## Data to use:

::::::::

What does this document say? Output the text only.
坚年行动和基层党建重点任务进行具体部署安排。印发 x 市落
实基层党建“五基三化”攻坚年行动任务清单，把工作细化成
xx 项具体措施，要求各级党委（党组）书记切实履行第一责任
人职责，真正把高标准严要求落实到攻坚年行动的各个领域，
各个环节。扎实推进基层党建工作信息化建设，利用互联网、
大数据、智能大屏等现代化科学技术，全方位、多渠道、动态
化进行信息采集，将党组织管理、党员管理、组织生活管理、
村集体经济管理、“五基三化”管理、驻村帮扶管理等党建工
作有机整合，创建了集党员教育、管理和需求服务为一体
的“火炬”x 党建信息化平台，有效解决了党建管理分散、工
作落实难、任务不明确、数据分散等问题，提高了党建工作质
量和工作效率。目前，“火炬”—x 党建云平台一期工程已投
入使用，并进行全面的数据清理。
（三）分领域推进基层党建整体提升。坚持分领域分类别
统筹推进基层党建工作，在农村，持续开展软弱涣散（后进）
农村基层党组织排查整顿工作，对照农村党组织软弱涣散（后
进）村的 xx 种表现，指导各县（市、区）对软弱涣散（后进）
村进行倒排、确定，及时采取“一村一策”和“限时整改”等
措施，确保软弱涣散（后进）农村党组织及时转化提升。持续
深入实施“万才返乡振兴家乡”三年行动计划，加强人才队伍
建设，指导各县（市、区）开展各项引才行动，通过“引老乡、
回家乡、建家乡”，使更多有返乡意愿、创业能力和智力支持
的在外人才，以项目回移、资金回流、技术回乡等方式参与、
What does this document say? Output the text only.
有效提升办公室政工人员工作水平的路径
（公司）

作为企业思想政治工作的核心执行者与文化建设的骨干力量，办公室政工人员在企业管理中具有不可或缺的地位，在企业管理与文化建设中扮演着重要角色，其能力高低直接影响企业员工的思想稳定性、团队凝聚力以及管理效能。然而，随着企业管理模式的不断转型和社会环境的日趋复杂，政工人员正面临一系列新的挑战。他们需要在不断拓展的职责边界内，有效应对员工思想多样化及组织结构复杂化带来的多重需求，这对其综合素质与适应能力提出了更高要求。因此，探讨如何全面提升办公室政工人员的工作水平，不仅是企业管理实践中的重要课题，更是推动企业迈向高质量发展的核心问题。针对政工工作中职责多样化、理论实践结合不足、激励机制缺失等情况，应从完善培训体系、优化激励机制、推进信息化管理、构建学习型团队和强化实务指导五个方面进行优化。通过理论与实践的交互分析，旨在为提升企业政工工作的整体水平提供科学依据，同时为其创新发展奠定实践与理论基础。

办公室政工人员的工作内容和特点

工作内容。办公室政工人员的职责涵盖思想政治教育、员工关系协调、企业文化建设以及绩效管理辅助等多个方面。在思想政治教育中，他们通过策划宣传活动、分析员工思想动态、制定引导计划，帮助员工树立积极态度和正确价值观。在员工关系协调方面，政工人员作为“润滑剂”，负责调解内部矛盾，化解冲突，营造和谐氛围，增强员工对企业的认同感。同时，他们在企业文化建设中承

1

::::::::

Please reproduce each line exactly as written.

What does this document say? Output the text only.
坚年行动和基层党建重点任务进行具体部署安排。印发 x 市落
实基层党建“五基三化”攻坚年行动任务清单，把工作细化成
xx 项具体措施，要求各级党委（党组）书记切实履行第一责任
人职责，真正把高标准严要求落实到攻坚年行动的各个领域，
各个环节。扎实推进基层党建工作信息化建设，利用互联网、
大数据、智能大屏等现代化科学技术，全方位、多渠道、动态
化进行信息采集，将党组织管理、党员管理、组织生活管理、
村集体经济管理、“五基三化”管理、驻村帮扶管理等党建工
作有机整合，创建了集党员教育、管理和需求服务为一体
的“火炬”x 党建信息化平台，有效解决了党建管理分散、工
作落实难、任务不明确、数据分散等问题，提高了党建工作质
量和工作效率。目前，“火炬”—x 党建云平台一期工程已投
入使用，并进行全面的数据清理。
（三）分领域推进基层党建整体提升。坚持分领域分类别
统筹推进基层党建工作，在农村，持续开展软弱涣散（后进）
农村基层党组织排查整顿工作，对照农村党组织软弱涣散（后
进）村的 xx 种表现，指导各县（市、区）对软弱涣散（后进）
村进行倒排、确定，及时采取“一村一策”和“限时整改”等
措施，确保软弱涣散（后进）农村党组织及时转化提升。持续
深入实施“万才返乡振兴家乡”三年行动计划，加强人才队伍
建设，指导各县（市、区）开展各项引才行动，通过“引老乡、
回家乡、建家乡”，使更多有返乡意愿、创业能力和智力支持
的在外人才，以项目回移、资金回流、技术回乡等方式参与、
What does this document say? Output the text only.
有效提升办公室政工人员工作水平的路径
（公司）

作为企业思想政治工作的核心执行者与文化建设的骨干力量，办公室政工人员在企业管理中具有不可或缺的地位，在企业管理与文化建设中扮演着重要角色，其能力高低直接影响企业员工的思想稳定性、团队凝聚力以及管理效能。然而，随着企业管理模式的不断转型和社会环境的日趋复杂，政工人员正面临一系列新的挑战。他们需要在不断拓展的职责边界内，有效应对员工思想多样化及组织结构复杂化带来的多重需求，这对其综合素质与适应能力提出了更高要求。因此，探讨如何全面提升办公室政工人员的工作水平，不仅是企业管理实践中的重要课题，更是推动企业迈向高质量发展的核心问题。针对政工工作中职责多样化、理论实践结合不足、激励机制缺失等情况，应从完善培训体系、优化激励机制、推进信息化管理、构建学习型团队和强化实务指导五个方面进行优化。通过理论与实践的交互分析，旨在为提升企业政工工作的整体水平提供科学依据，同时为其创新发展奠定实践与理论基础。

办公室政工人员的工作内容和特点

工作内容。办公室政工人员的职责涵盖思想政治教育、员工关系协调、企业文化建设以及绩效管理辅助等多个方面。在思想政治教育中，他们通过策划宣传活动、分析员工思想动态、制定引导计划，帮助员工树立积极态度和正确价值观。在员工关系协调方面，政工人员作为“润滑剂”，负责调解内部矛盾，化解冲突，营造和谐氛围，增强员工对企业的认同感。同时，他们在企业文化建设中承

1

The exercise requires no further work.